↓
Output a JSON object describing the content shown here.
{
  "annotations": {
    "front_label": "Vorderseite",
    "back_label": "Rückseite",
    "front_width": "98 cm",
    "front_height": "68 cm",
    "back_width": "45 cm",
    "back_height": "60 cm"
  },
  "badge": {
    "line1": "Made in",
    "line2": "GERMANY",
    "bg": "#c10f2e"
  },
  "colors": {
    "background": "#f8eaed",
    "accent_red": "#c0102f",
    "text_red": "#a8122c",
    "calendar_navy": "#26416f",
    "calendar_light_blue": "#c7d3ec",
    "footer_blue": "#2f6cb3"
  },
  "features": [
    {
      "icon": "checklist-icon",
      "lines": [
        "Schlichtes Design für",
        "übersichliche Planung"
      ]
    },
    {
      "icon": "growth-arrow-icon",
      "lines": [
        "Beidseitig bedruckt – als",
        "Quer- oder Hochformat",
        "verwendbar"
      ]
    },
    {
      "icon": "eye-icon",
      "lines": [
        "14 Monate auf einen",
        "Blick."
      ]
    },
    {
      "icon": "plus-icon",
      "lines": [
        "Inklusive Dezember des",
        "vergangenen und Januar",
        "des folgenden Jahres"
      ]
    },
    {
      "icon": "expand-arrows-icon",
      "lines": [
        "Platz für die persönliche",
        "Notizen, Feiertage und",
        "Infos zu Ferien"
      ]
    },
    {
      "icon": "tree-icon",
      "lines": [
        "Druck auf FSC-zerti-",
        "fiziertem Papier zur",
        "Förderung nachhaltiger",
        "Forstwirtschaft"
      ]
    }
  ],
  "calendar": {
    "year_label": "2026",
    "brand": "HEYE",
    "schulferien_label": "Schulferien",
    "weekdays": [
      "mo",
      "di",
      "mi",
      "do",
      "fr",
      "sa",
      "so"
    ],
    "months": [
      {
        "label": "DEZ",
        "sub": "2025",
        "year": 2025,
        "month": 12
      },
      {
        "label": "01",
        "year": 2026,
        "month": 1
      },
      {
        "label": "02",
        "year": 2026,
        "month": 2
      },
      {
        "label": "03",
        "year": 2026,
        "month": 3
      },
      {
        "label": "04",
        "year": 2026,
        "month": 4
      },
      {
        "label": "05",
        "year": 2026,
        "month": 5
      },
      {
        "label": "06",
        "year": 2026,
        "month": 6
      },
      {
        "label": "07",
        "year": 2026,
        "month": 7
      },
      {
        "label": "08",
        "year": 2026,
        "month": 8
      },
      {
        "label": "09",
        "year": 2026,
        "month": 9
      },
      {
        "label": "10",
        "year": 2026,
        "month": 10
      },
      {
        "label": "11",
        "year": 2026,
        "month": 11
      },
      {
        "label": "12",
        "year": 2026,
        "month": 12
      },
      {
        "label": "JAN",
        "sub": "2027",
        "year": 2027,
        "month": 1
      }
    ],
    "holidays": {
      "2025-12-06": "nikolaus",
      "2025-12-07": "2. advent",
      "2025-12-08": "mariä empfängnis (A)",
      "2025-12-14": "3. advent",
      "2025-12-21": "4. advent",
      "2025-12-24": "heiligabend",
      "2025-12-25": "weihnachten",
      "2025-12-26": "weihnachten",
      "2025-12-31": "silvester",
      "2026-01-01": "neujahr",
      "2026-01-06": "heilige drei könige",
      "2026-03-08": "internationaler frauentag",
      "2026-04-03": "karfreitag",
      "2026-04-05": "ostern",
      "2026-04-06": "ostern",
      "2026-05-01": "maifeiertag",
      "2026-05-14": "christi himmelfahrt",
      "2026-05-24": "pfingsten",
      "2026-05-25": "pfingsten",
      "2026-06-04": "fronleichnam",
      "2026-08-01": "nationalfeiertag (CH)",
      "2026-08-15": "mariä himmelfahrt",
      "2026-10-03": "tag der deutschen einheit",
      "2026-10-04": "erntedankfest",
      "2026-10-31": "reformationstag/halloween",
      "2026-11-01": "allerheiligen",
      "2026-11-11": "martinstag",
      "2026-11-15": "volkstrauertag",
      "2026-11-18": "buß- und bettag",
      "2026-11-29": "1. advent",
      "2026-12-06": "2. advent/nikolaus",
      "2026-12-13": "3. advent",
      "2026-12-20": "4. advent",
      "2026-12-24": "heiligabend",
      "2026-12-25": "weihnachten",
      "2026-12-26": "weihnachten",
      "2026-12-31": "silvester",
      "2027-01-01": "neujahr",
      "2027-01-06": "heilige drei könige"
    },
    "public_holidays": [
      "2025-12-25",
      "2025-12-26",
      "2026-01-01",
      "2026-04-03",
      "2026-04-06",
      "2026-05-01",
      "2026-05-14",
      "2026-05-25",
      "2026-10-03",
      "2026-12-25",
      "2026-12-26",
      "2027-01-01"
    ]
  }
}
↑
WHAT YOU SHOULD DO:
Give back the data above exactly as it appears.

EXERCISE OUTPUT:
Output a JSON object describing the content shown here.
{
  "annotations": {
    "front_label": "Vorderseite",
    "back_label": "Rückseite",
    "front_width": "98 cm",
    "front_height": "68 cm",
    "back_width": "45 cm",
    "back_height": "60 cm"
  },
  "badge": {
    "line1": "Made in",
    "line2": "GERMANY",
    "bg": "#c10f2e"
  },
  "colors": {
    "background": "#f8eaed",
    "accent_red": "#c0102f",
    "text_red": "#a8122c",
    "calendar_navy": "#26416f",
    "calendar_light_blue": "#c7d3ec",
    "footer_blue": "#2f6cb3"
  },
  "features": [
    {
      "icon": "checklist-icon",
      "lines": [
        "Schlichtes Design für",
        "übersichliche Planung"
      ]
    },
    {
      "icon": "growth-arrow-icon",
      "lines": [
        "Beidseitig bedruckt – als",
        "Quer- oder Hochformat",
        "verwendbar"
      ]
    },
    {
      "icon": "eye-icon",
      "lines": [
        "14 Monate auf einen",
        "Blick."
      ]
    },
    {
      "icon": "plus-icon",
      "lines": [
        "Inklusive Dezember des",
        "vergangenen und Januar",
        "des folgenden Jahres"
      ]
    },
    {
      "icon": "expand-arrows-icon",
      "lines": [
        "Platz für die persönliche",
        "Notizen, Feiertage und",
        "Infos zu Ferien"
      ]
    },
    {
      "icon": "tree-icon",
      "lines": [
        "Druck auf FSC-zerti-",
        "fiziertem Papier zur",
        "Förderung nachhaltiger",
        "Forstwirtschaft"
      ]
    }
  ],
  "calendar": {
    "year_label": "2026",
    "brand": "HEYE",
    "schulferien_label": "Schulferien",
    "weekdays": [
      "mo",
      "di",
      "mi",
      "do",
      "fr",
      "sa",
      "so"
    ],
    "months": [
      {
        "label": "DEZ",
        "sub": "2025",
        "year": 2025,
        "month": 12
      },
      {
        "label": "01",
        "year": 2026,
        "month": 1
      },
      {
        "label": "02",
        "year": 2026,
        "month": 2
      },
      {
        "label": "03",
        "year": 2026,
        "month": 3
      },
      {
        "label": "04",
        "year": 2026,
        "month": 4
      },
      {
        "label": "05",
        "year": 2026,
        "month": 5
      },
      {
        "label": "06",
        "year": 2026,
        "month": 6
      },
      {
        "label": "07",
        "year": 2026,
        "month": 7
      },
      {
        "label": "08",
        "year": 2026,
        "month": 8
      },
      {
        "label": "09",
        "year": 2026,
        "month": 9
      },
      {
        "label": "10",
        "year": 2026,
        "month": 10
      },
      {
        "label": "11",
        "year": 2026,
        "month": 11
      },
      {
        "label": "12",
        "year": 2026,
        "month": 12
      },
      {
        "label": "JAN",
        "sub": "2027",
        "year": 2027,
        "month": 1
      }
    ],
    "holidays": {
      "2025-12-06": "nikolaus",
      "2025-12-07": "2. advent",
      "2025-12-08": "mariä empfängnis (A)",
      "2025-12-14": "3. advent",
      "2025-12-21": "4. advent",
      "2025-12-24": "heiligabend",
      "2025-12-25": "weihnachten",
      "2025-12-26": "weihnachten",
      "2025-12-31": "silvester",
      "2026-01-01": "neujahr",
      "2026-01-06": "heilige drei könige",
      "2026-03-08": "internationaler frauentag",
      "2026-04-03": "karfreitag",
      "2026-04-05": "ostern",
      "2026-04-06": "ostern",
      "2026-05-01": "maifeiertag",
      "2026-05-14": "christi himmelfahrt",
      "2026-05-24": "pfingsten",
      "2026-05-25": "pfingsten",
      "2026-06-04": "fronleichnam",
      "2026-08-01": "nationalfeiertag (CH)",
      "2026-08-15": "mariä himmelfahrt",
      "2026-10-03": "tag der deutschen einheit",
      "2026-10-04": "erntedankfest",
      "2026-10-31": "reformationstag/halloween",
      "2026-11-01": "allerheiligen",
      "2026-11-11": "martinstag",
      "2026-11-15": "volkstrauertag",
      "2026-11-18": "buß- und bettag",
      "2026-11-29": "1. advent",
      "2026-12-06": "2. advent/nikolaus",
      "2026-12-13": "3. advent",
      "2026-12-20": "4. advent",
      "2026-12-24": "heiligabend",
      "2026-12-25": "weihnachten",
      "2026-12-26": "weihnachten",
      "2026-12-31": "silvester",
      "2027-01-01": "neujahr",
      "2027-01-06": "heilige drei könige"
    },
    "public_holidays": [
      "2025-12-25",
      "2025-12-26",
      "2026-01-01",
      "2026-04-03",
      "2026-04-06",
      "2026-05-01",
      "2026-05-14",
      "2026-05-25",
      "2026-10-03",
      "2026-12-25",
      "2026-12-26",
      "2027-01-01"
    ]
  }
}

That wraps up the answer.